◆ Available records ◆
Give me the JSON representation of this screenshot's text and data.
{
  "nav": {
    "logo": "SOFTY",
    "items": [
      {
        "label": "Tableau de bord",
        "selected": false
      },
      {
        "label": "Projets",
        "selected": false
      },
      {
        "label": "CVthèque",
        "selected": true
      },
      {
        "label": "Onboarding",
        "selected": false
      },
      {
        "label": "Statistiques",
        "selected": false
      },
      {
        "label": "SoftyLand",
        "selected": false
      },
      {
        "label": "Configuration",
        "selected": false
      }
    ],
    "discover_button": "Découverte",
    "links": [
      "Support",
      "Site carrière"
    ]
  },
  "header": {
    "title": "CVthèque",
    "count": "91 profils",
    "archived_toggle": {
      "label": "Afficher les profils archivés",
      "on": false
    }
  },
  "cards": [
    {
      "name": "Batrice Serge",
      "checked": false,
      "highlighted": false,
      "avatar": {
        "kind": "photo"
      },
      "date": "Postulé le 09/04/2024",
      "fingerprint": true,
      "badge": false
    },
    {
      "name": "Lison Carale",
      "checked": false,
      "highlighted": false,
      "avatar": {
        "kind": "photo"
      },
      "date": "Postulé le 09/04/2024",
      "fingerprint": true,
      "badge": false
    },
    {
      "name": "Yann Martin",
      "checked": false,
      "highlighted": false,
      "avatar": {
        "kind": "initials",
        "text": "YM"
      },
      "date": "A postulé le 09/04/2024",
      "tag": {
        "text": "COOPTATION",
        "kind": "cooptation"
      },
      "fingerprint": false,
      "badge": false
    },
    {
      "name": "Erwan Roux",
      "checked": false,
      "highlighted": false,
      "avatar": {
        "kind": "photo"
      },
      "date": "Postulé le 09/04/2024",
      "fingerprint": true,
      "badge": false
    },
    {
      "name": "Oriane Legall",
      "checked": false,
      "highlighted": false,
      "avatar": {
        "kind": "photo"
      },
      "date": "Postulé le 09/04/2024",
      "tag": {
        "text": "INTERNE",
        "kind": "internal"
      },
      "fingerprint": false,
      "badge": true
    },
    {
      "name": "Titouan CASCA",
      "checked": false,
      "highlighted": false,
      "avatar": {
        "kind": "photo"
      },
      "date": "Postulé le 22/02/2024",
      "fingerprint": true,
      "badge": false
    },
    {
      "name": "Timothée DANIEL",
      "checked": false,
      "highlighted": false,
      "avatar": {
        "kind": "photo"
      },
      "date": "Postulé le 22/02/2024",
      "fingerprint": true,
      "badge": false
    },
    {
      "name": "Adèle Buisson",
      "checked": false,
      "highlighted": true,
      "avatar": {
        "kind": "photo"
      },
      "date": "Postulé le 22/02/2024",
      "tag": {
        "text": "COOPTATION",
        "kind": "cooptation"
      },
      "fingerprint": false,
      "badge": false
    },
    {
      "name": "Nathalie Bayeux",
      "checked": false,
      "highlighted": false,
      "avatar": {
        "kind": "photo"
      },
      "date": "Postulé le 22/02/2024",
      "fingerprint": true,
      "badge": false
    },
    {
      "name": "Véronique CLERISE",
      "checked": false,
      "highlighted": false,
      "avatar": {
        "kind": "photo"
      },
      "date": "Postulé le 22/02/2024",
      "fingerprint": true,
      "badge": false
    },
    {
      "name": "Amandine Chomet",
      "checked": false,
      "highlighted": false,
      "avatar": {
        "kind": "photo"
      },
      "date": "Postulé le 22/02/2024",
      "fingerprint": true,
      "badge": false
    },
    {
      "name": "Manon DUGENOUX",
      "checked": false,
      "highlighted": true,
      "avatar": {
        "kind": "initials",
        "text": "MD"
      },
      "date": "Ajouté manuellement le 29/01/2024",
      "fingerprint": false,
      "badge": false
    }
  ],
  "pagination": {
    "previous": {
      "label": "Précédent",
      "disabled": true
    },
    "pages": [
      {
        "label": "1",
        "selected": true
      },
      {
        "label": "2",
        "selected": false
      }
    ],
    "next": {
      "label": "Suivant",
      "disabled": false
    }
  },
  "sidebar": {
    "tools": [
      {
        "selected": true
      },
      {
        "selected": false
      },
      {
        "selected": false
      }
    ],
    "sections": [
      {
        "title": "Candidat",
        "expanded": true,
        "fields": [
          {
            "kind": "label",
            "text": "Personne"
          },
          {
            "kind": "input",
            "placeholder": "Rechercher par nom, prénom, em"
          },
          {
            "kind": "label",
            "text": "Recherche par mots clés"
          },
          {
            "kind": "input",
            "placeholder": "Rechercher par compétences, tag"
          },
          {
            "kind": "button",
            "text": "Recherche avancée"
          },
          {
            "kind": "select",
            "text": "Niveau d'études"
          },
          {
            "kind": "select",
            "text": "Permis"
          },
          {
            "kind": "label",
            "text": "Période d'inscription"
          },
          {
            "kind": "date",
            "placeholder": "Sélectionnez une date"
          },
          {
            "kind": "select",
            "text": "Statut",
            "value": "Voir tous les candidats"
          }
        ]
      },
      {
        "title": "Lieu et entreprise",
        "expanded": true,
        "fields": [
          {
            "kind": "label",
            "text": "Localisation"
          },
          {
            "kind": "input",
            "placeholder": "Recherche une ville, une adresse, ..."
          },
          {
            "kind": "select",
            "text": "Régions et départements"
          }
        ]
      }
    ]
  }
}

◆ Exercise aim ◆
Exactly reproduce all of the entries.

◆ Reply to the task ◆
Give me the JSON representation of this screenshot's text and data.
{
  "nav": {
    "logo": "SOFTY",
    "items": [
      {
        "label": "Tableau de bord",
        "selected": false
      },
      {
        "label": "Projets",
        "selected": false
      },
      {
        "label": "CVthèque",
        "selected": true
      },
      {
        "label": "Onboarding",
        "selected": false
      },
      {
        "label": "Statistiques",
        "selected": false
      },
      {
        "label": "SoftyLand",
        "selected": false
      },
      {
        "label": "Configuration",
        "selected": false
      }
    ],
    "discover_button": "Découverte",
    "links": [
      "Support",
      "Site carrière"
    ]
  },
  "header": {
    "title": "CVthèque",
    "count": "91 profils",
    "archived_toggle": {
      "label": "Afficher les profils archivés",
      "on": false
    }
  },
  "cards": [
    {
      "name": "Batrice Serge",
      "checked": false,
      "highlighted": false,
      "avatar": {
        "kind": "photo"
      },
      "date": "Postulé le 09/04/2024",
      "fingerprint": true,
      "badge": false
    },
    {
      "name": "Lison Carale",
      "checked": false,
      "highlighted": false,
      "avatar": {
        "kind": "photo"
      },
      "date": "Postulé le 09/04/2024",
      "fingerprint": true,
      "badge": false
    },
    {
      "name": "Yann Martin",
      "checked": false,
      "highlighted": false,
      "avatar": {
        "kind": "initials",
        "text": "YM"
      },
      "date": "A postulé le 09/04/2024",
      "tag": {
        "text": "COOPTATION",
        "kind": "cooptation"
      },
      "fingerprint": false,
      "badge": false
    },
    {
      "name": "Erwan Roux",
      "checked": false,
      "highlighted": false,
      "avatar": {
        "kind": "photo"
      },
      "date": "Postulé le 09/04/2024",
      "fingerprint": true,
      "badge": false
    },
    {
      "name": "Oriane Legall",
      "checked": false,
      "highlighted": false,
      "avatar": {
        "kind": "photo"
      },
      "date": "Postulé le 09/04/2024",
      "tag": {
        "text": "INTERNE",
        "kind": "internal"
      },
      "fingerprint": false,
      "badge": true
    },
    {
      "name": "Titouan CASCA",
      "checked": false,
      "highlighted": false,
      "avatar": {
        "kind": "photo"
      },
      "date": "Postulé le 22/02/2024",
      "fingerprint": true,
      "badge": false
    },
    {
      "name": "Timothée DANIEL",
      "checked": false,
      "highlighted": false,
      "avatar": {
        "kind": "photo"
      },
      "date": "Postulé le 22/02/2024",
      "fingerprint": true,
      "badge": false
    },
    {
      "name": "Adèle Buisson",
      "checked": false,
      "highlighted": true,
      "avatar": {
        "kind": "photo"
      },
      "date": "Postulé le 22/02/2024",
      "tag": {
        "text": "COOPTATION",
        "kind": "cooptation"
      },
      "fingerprint": false,
      "badge": false
    },
    {
      "name": "Nathalie Bayeux",
      "checked": false,
      "highlighted": false,
      "avatar": {
        "kind": "photo"
      },
      "date": "Postulé le 22/02/2024",
      "fingerprint": true,
      "badge": false
    },
    {
      "name": "Véronique CLERISE",
      "checked": false,
      "highlighted": false,
      "avatar": {
        "kind": "photo"
      },
      "date": "Postulé le 22/02/2024",
      "fingerprint": true,
      "badge": false
    },
    {
      "name": "Amandine Chomet",
      "checked": false,
      "highlighted": false,
      "avatar": {
        "kind": "photo"
      },
      "date": "Postulé le 22/02/2024",
      "fingerprint": true,
      "badge": false
    },
    {
      "name": "Manon DUGENOUX",
      "checked": false,
      "highlighted": true,
      "avatar": {
        "kind": "initials",
        "text": "MD"
      },
      "date": "Ajouté manuellement le 29/01/2024",
      "fingerprint": false,
      "badge": false
    }
  ],
  "pagination": {
    "previous": {
      "label": "Précédent",
      "disabled": true
    },
    "pages": [
      {
        "label": "1",
        "selected": true
      },
      {
        "label": "2",
        "selected": false
      }
    ],
    "next": {
      "label": "Suivant",
      "disabled": false
    }
  },
  "sidebar": {
    "tools": [
      {
        "selected": true
      },
      {
        "selected": false
      },
      {
        "selected": false
      }
    ],
    "sections": [
      {
        "title": "Candidat",
        "expanded": true,
        "fields": [
          {
            "kind": "label",
            "text": "Personne"
          },
          {
            "kind": "input",
            "placeholder": "Rechercher par nom, prénom, em"
          },
          {
            "kind": "label",
            "text": "Recherche par mots clés"
          },
          {
            "kind": "input",
            "placeholder": "Rechercher par compétences, tag"
          },
          {
            "kind": "button",
            "text": "Recherche avancée"
          },
          {
            "kind": "select",
            "text": "Niveau d'études"
          },
          {
            "kind": "select",
            "text": "Permis"
          },
          {
            "kind": "label",
            "text": "Période d'inscription"
          },
          {
            "kind": "date",
            "placeholder": "Sélectionnez une date"
          },
          {
            "kind": "select",
            "text": "Statut",
            "value": "Voir tous les candidats"
          }
        ]
      },
      {
        "title": "Lieu et entreprise",
        "expanded": true,
        "fields": [
          {
            "kind": "label",
            "text": "Localisation"
          },
          {
            "kind": "input",
            "placeholder": "Recherche une ville, une adresse, ..."
          },
          {
            "kind": "select",
            "text": "Régions et départements"
          }
        ]
      }
    ]
  }
}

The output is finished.